### Set problem:
Go through the material below and copy each line where the word "average" appears.
# Start of Information supplied
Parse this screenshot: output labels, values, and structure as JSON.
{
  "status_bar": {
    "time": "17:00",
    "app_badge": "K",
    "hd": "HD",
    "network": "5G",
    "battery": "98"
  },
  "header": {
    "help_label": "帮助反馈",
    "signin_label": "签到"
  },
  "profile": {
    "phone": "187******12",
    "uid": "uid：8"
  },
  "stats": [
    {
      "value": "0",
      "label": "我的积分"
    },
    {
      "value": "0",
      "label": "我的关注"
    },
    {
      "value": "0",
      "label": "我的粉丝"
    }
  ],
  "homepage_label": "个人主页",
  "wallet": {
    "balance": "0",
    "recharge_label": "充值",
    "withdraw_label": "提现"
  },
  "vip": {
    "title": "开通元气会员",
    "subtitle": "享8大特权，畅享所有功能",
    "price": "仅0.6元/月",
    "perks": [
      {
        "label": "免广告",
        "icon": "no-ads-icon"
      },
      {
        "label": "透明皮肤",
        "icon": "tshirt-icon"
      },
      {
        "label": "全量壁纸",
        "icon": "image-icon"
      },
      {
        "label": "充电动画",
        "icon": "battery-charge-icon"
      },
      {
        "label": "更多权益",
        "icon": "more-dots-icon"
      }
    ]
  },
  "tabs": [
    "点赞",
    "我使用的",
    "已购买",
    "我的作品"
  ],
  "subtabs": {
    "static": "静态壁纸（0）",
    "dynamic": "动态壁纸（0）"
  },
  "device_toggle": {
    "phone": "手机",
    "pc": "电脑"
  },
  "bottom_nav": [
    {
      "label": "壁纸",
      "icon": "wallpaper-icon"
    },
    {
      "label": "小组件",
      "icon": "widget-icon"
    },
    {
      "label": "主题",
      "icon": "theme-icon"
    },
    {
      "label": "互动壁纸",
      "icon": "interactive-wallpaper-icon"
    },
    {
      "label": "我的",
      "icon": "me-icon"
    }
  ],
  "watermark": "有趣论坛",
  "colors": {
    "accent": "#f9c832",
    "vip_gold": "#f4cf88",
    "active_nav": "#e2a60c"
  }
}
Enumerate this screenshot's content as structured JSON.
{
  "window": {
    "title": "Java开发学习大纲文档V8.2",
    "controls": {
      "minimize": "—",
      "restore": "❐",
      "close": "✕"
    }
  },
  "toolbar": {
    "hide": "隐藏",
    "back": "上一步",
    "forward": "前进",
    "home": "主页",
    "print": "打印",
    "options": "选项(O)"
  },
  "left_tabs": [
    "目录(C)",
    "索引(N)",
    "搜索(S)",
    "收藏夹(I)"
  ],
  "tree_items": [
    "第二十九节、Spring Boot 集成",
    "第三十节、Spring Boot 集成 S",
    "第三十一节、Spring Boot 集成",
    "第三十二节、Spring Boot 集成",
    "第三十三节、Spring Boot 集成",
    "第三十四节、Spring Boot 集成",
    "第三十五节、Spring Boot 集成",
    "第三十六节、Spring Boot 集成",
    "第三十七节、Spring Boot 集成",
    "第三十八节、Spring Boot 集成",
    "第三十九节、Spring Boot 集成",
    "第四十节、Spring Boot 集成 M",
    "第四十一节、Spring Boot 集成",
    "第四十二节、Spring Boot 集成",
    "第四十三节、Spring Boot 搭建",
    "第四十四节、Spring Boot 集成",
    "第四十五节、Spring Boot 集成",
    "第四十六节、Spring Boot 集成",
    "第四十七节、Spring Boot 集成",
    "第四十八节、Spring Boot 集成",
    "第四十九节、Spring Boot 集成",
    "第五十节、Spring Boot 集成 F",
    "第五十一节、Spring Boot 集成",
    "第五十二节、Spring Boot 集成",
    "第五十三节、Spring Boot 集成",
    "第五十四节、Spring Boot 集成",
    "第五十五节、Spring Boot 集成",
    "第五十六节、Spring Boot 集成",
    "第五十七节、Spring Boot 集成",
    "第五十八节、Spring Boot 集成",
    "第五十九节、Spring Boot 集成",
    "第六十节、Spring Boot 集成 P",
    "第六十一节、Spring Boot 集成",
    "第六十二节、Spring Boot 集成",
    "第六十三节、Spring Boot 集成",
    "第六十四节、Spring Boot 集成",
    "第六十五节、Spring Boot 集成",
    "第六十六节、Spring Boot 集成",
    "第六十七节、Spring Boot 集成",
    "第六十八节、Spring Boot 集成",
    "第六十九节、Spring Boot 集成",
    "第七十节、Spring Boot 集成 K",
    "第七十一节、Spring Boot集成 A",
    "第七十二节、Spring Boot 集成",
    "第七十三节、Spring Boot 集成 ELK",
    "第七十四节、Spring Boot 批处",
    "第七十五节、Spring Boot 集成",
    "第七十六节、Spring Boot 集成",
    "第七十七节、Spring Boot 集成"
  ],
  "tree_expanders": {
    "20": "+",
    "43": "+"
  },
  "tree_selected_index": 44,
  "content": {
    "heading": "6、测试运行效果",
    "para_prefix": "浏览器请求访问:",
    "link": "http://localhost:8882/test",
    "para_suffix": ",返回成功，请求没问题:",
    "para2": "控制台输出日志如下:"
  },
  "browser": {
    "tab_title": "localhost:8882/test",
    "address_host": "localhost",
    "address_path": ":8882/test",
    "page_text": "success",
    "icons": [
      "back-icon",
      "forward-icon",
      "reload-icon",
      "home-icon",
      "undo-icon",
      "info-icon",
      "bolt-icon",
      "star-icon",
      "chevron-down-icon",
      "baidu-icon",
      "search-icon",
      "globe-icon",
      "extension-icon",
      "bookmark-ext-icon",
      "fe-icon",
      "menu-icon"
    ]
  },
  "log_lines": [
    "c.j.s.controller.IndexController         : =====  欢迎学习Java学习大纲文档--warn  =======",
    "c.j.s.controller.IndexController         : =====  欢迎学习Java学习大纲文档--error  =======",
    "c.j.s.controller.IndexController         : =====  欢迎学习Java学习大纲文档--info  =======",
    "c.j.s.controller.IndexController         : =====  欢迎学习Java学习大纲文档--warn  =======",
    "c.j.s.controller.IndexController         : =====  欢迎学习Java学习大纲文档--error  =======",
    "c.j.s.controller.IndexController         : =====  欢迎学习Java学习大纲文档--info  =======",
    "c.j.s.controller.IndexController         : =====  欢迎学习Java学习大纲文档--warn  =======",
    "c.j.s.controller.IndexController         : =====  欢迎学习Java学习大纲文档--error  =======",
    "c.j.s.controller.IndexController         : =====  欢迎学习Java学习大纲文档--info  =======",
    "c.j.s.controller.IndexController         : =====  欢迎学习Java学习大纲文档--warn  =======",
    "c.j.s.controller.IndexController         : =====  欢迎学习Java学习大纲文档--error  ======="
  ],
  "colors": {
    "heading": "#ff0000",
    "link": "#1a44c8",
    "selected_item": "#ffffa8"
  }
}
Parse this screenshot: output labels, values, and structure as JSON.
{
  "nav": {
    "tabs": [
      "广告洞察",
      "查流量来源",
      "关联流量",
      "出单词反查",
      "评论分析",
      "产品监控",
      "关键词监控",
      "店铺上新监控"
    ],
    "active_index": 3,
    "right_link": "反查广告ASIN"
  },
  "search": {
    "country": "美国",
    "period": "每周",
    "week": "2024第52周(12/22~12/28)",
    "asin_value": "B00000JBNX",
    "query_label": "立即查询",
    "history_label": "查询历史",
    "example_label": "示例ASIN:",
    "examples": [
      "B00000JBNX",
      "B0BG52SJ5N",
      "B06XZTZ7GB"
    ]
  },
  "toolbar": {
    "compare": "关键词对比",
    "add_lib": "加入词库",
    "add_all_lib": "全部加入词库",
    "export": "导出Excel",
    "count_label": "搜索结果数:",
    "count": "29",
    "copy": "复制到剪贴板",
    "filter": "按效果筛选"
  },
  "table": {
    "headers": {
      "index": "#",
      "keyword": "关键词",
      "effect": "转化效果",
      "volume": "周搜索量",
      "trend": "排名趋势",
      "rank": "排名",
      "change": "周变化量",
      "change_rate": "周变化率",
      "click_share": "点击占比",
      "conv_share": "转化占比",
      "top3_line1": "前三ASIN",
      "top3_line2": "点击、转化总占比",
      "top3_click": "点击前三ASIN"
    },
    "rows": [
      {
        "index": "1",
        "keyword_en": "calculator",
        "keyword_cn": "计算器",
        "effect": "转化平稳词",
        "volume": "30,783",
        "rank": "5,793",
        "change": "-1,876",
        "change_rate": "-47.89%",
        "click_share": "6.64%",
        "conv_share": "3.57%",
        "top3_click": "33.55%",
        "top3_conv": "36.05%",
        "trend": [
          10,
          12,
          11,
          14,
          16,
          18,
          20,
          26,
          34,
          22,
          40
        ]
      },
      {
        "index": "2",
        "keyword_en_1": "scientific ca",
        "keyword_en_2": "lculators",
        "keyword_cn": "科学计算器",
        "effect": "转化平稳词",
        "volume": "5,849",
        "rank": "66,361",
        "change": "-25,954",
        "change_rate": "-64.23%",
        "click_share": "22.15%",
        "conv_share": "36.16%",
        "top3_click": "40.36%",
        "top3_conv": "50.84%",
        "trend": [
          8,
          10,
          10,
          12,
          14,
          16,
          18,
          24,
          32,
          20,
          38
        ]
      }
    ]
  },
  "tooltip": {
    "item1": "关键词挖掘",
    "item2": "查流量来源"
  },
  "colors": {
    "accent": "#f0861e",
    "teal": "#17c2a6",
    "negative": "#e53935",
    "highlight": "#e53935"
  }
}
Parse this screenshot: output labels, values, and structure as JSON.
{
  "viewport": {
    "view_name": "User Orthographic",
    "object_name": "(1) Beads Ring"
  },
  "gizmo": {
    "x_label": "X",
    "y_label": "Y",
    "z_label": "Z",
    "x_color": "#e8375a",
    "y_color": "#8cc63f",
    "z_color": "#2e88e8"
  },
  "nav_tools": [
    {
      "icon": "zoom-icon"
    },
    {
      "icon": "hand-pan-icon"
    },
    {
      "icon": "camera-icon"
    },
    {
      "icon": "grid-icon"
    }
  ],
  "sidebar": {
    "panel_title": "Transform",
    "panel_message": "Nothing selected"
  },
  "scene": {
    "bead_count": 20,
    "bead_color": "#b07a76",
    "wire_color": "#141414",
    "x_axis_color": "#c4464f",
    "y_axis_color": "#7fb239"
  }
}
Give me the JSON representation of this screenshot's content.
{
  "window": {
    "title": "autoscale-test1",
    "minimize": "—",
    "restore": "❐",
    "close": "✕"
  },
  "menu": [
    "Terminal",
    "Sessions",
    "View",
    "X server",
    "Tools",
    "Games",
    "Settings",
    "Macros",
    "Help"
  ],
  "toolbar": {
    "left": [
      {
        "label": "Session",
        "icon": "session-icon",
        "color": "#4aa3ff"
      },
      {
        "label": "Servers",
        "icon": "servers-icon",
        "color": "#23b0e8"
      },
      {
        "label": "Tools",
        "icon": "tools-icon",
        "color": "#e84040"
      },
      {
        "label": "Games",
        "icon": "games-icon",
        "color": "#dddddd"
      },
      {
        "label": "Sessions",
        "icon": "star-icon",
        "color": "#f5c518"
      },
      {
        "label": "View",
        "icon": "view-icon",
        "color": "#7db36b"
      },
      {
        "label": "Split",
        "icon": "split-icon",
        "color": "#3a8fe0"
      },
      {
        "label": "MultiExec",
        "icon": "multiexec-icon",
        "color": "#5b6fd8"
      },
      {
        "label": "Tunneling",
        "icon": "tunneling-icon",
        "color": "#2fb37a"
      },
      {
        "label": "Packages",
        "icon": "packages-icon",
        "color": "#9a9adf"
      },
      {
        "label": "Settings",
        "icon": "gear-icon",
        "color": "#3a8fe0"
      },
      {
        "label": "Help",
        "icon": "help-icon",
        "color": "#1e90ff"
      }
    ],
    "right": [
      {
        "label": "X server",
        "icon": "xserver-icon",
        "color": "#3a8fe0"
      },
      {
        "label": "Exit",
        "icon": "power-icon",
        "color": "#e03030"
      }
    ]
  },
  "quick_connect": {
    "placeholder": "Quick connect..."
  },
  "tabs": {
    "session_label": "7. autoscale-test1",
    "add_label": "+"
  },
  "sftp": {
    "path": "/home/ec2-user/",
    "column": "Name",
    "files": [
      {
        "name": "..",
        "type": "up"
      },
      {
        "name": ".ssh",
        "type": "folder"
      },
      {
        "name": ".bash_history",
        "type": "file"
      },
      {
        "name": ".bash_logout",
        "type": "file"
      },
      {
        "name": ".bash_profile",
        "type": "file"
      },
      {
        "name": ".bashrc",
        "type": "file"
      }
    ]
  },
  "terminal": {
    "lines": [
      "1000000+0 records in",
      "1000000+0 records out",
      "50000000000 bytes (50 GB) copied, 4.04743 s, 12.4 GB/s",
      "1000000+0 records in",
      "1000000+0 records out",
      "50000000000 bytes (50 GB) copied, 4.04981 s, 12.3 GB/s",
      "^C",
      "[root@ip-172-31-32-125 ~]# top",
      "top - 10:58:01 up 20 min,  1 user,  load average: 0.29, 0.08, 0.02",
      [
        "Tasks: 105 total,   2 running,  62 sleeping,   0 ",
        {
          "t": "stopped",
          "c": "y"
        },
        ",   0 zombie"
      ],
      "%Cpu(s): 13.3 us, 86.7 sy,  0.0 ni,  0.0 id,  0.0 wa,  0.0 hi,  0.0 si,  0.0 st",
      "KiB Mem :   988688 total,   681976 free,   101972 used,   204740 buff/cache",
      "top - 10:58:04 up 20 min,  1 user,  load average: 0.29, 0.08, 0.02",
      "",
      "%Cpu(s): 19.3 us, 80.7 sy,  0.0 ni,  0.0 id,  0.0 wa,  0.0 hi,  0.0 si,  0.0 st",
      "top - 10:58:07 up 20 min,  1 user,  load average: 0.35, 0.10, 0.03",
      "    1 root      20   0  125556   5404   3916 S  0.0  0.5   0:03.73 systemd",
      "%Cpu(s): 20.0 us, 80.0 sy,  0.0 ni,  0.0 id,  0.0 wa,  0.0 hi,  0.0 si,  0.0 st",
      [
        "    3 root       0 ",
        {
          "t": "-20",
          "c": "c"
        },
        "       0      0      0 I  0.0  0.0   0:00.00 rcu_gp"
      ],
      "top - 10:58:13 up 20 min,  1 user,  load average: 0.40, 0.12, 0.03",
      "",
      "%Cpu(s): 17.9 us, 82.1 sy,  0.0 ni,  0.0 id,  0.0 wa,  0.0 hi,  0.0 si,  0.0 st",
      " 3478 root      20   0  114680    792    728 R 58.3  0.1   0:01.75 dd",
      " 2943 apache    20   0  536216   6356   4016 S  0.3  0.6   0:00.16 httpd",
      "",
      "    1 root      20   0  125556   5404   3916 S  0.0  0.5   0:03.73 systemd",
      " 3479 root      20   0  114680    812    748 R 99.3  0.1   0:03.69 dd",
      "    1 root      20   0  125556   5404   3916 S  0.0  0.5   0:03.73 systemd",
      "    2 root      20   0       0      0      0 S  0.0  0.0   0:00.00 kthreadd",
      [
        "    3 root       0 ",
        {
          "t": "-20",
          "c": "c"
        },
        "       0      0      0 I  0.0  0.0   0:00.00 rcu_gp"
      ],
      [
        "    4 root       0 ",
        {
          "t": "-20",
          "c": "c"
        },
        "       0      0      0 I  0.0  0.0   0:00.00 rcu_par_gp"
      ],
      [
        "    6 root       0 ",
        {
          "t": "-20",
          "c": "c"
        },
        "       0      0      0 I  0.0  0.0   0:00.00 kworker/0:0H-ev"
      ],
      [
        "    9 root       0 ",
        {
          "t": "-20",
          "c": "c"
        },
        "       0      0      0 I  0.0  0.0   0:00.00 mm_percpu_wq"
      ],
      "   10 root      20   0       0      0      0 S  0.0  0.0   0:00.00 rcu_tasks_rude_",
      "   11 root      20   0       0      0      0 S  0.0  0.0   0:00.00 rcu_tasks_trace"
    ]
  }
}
# End of Information supplied
### In response:
      "top - 10:58:01 up 20 min,  1 user,  load average: 0.29, 0.08, 0.02",
      "top - 10:58:04 up 20 min,  1 user,  load average: 0.29, 0.08, 0.02",
      "top - 10:58:07 up 20 min,  1 user,  load average: 0.35, 0.10, 0.03",
      "top - 10:58:13 up 20 min,  1 user,  load average: 0.40, 0.12, 0.03",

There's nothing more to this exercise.